--- Start RECORDS SHOWN ---
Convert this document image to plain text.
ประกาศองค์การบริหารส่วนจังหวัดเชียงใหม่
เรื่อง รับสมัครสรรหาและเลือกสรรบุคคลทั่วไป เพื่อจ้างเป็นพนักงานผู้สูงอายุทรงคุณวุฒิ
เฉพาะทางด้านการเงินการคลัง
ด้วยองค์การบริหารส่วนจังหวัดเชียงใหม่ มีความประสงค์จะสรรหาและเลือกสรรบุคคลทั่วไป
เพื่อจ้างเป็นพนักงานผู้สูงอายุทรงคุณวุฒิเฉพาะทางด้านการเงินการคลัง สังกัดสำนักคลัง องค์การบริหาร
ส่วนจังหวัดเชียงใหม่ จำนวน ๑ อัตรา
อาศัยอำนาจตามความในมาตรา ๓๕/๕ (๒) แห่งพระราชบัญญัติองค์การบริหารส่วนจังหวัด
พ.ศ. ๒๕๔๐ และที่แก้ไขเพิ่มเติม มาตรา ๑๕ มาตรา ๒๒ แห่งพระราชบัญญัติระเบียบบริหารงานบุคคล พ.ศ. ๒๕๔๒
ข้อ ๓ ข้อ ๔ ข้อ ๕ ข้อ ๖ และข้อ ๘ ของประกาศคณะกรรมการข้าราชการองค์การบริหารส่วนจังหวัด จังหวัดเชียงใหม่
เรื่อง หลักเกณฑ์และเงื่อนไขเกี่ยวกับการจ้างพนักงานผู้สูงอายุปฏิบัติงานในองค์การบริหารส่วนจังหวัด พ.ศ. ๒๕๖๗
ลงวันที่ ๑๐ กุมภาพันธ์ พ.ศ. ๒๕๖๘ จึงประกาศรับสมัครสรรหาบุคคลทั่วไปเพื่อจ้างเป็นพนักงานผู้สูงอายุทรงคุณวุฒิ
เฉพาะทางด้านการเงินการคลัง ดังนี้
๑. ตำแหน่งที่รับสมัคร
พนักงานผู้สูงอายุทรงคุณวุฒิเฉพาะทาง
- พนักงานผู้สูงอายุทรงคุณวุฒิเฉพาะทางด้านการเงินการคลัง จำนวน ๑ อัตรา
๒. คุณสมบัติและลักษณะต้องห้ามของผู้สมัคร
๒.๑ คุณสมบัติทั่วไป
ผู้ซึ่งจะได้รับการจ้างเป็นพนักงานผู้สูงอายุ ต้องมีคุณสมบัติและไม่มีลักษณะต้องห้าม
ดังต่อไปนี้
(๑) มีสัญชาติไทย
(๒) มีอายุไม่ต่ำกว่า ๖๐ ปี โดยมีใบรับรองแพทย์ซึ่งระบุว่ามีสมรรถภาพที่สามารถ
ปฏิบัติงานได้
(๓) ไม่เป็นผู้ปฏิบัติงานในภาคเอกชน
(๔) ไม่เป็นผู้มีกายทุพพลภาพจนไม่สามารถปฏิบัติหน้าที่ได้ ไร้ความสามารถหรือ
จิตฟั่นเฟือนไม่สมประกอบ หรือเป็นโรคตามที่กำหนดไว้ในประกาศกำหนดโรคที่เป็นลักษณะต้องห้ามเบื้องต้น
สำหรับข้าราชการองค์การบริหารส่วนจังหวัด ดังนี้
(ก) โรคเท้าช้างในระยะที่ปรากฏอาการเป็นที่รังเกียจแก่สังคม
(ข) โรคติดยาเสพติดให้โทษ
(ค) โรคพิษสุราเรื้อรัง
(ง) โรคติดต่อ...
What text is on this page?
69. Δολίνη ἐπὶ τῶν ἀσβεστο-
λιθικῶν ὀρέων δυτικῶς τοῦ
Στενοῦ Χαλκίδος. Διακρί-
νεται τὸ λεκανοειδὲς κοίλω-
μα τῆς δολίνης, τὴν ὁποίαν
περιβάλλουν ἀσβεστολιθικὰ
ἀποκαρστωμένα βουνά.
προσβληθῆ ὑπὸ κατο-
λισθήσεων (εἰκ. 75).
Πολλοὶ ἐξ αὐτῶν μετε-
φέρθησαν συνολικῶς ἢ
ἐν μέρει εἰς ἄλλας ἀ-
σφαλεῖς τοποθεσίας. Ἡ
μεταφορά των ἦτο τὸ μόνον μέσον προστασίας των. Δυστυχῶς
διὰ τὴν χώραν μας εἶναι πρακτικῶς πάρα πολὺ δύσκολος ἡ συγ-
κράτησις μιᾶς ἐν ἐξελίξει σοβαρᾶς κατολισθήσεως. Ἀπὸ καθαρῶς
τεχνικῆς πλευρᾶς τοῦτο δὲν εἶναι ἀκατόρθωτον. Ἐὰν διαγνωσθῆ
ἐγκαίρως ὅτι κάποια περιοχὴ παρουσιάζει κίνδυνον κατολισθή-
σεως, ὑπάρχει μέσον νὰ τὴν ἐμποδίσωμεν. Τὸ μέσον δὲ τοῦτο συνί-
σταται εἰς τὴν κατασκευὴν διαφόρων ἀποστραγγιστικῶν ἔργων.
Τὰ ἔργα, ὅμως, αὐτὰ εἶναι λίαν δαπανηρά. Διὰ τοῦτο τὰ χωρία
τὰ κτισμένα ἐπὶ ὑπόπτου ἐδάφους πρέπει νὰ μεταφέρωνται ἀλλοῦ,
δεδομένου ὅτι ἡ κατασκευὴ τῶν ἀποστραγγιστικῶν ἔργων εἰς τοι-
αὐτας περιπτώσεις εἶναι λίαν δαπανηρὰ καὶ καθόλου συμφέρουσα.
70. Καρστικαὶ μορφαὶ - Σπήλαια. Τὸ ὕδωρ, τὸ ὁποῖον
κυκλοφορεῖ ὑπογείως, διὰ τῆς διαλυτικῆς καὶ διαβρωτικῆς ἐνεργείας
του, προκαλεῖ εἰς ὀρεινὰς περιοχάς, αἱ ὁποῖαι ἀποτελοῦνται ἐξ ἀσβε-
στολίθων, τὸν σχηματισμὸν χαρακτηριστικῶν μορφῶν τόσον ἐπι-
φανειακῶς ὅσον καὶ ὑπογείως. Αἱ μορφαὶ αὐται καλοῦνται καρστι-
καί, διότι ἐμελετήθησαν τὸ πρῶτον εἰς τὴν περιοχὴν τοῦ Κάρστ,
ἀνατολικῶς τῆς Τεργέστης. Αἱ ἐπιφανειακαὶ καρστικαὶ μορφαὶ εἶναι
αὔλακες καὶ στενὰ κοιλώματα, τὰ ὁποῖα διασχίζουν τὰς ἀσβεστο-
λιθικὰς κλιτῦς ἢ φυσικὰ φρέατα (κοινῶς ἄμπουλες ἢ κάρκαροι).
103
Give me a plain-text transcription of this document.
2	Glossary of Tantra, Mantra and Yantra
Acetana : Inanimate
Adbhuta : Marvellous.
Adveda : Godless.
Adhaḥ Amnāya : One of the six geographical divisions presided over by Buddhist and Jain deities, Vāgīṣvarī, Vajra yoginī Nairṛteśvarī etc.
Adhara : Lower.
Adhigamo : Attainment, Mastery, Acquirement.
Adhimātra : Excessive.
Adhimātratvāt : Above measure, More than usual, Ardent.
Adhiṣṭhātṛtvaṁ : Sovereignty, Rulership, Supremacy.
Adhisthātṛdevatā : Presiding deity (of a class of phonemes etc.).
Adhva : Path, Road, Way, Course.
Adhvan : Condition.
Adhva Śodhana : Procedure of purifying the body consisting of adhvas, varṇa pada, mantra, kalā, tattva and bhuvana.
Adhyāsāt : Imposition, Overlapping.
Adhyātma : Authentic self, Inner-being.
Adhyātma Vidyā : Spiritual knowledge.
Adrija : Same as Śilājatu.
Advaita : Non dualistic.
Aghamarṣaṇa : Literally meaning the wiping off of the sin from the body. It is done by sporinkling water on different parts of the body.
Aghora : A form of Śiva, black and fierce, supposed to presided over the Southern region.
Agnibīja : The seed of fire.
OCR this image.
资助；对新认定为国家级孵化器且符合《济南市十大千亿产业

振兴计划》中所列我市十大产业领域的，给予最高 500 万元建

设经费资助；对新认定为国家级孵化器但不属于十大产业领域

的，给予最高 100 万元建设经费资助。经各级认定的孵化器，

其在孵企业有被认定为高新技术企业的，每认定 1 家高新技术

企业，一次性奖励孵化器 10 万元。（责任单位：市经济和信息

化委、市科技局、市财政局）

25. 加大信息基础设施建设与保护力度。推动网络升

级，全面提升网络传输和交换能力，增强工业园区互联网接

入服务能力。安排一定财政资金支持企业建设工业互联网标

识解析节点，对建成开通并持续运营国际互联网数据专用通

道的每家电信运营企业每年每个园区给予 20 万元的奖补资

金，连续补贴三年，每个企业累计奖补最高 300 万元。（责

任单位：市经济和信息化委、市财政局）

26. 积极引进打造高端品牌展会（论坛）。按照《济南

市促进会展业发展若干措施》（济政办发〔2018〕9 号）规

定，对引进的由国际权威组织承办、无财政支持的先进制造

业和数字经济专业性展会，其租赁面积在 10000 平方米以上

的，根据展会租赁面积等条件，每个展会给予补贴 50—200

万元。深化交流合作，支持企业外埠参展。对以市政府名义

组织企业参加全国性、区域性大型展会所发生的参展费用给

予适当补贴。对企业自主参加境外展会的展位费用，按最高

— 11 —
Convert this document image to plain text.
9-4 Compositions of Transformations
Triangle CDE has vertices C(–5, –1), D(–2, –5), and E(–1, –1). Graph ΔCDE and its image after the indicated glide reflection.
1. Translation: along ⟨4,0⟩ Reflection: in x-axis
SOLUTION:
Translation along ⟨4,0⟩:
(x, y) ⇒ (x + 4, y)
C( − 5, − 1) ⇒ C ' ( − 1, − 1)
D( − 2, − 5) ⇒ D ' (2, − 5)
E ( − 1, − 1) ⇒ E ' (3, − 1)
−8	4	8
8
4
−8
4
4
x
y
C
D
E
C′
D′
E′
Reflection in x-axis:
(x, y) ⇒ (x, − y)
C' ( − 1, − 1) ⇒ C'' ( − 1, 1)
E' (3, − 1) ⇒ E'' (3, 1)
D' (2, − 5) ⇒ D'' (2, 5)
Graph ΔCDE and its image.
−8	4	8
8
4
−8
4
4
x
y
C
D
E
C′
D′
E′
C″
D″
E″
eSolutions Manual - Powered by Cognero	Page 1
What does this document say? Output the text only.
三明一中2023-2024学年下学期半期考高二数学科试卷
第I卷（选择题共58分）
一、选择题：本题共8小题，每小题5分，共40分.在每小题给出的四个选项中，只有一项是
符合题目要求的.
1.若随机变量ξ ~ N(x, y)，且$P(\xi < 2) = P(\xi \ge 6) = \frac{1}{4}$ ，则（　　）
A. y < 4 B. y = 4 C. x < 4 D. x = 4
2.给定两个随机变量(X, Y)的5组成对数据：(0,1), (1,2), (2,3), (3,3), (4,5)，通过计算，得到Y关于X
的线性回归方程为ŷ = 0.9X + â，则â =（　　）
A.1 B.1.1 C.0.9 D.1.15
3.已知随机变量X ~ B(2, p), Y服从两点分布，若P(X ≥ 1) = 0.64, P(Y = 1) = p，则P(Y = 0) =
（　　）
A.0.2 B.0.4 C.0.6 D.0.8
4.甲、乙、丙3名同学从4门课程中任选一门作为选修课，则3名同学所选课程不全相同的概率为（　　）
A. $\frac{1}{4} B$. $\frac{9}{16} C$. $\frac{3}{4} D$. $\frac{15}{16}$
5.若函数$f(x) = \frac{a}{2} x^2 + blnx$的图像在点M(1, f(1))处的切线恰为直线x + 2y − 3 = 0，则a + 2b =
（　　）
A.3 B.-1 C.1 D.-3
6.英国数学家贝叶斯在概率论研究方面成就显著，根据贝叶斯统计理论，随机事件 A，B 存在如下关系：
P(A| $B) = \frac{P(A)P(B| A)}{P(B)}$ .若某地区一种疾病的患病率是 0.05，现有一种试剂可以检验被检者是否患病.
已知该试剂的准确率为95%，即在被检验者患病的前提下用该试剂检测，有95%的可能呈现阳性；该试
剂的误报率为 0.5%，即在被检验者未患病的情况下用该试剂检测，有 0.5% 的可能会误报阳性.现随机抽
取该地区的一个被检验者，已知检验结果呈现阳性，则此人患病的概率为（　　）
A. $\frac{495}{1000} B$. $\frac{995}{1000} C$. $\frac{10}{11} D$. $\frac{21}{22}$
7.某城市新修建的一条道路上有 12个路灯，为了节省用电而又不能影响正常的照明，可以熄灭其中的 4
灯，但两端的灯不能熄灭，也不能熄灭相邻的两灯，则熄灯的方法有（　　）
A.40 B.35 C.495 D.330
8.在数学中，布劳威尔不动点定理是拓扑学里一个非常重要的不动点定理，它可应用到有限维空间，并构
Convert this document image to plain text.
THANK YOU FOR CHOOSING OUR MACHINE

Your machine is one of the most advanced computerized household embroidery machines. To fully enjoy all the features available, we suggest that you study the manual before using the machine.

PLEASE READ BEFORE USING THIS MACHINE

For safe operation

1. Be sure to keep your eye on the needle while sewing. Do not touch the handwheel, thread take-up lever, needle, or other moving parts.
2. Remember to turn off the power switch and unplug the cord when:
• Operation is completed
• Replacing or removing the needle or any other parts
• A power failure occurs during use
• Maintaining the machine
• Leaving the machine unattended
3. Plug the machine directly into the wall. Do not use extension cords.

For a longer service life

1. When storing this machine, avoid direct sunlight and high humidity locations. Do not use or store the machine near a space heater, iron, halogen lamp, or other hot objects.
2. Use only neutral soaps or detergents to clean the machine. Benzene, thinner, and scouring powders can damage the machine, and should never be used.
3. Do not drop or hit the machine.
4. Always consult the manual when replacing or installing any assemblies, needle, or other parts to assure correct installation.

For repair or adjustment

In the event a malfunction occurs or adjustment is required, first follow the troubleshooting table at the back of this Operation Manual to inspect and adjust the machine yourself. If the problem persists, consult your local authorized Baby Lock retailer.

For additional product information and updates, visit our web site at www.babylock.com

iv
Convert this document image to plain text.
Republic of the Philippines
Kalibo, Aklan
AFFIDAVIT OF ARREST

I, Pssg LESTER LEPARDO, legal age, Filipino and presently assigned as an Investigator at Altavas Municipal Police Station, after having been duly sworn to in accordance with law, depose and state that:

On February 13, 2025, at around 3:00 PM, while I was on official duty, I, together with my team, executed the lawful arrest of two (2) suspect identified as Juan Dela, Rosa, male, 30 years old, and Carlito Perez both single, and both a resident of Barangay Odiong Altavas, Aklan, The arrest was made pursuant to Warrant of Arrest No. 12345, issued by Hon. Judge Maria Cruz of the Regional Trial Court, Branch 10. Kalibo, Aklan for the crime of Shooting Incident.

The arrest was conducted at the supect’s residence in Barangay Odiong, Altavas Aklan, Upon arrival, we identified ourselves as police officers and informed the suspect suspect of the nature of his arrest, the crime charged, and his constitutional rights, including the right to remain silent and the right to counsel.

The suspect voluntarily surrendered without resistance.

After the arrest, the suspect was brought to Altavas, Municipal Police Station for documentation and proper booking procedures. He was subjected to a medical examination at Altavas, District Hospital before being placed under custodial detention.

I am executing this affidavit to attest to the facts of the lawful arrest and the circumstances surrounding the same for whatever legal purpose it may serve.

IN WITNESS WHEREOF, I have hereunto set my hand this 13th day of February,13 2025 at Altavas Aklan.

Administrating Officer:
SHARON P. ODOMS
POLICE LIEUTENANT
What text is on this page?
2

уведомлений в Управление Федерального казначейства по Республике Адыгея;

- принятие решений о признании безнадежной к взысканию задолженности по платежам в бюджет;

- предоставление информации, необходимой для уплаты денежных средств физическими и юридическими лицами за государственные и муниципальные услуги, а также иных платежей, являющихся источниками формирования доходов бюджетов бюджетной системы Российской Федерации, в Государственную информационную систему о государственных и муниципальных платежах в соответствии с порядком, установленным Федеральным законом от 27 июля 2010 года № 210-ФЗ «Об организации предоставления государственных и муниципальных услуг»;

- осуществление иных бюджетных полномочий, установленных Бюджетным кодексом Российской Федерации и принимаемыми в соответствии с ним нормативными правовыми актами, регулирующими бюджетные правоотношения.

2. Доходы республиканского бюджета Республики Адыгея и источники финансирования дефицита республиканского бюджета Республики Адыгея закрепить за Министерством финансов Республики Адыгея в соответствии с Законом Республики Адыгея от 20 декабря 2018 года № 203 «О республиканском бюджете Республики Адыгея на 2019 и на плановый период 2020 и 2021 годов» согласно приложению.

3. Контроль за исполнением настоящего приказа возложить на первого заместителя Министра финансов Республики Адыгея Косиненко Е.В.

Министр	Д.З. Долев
--- End RECORDS SHOWN ---
Look through the entries above and count each line holding "กษณะต"; report the count alone.

3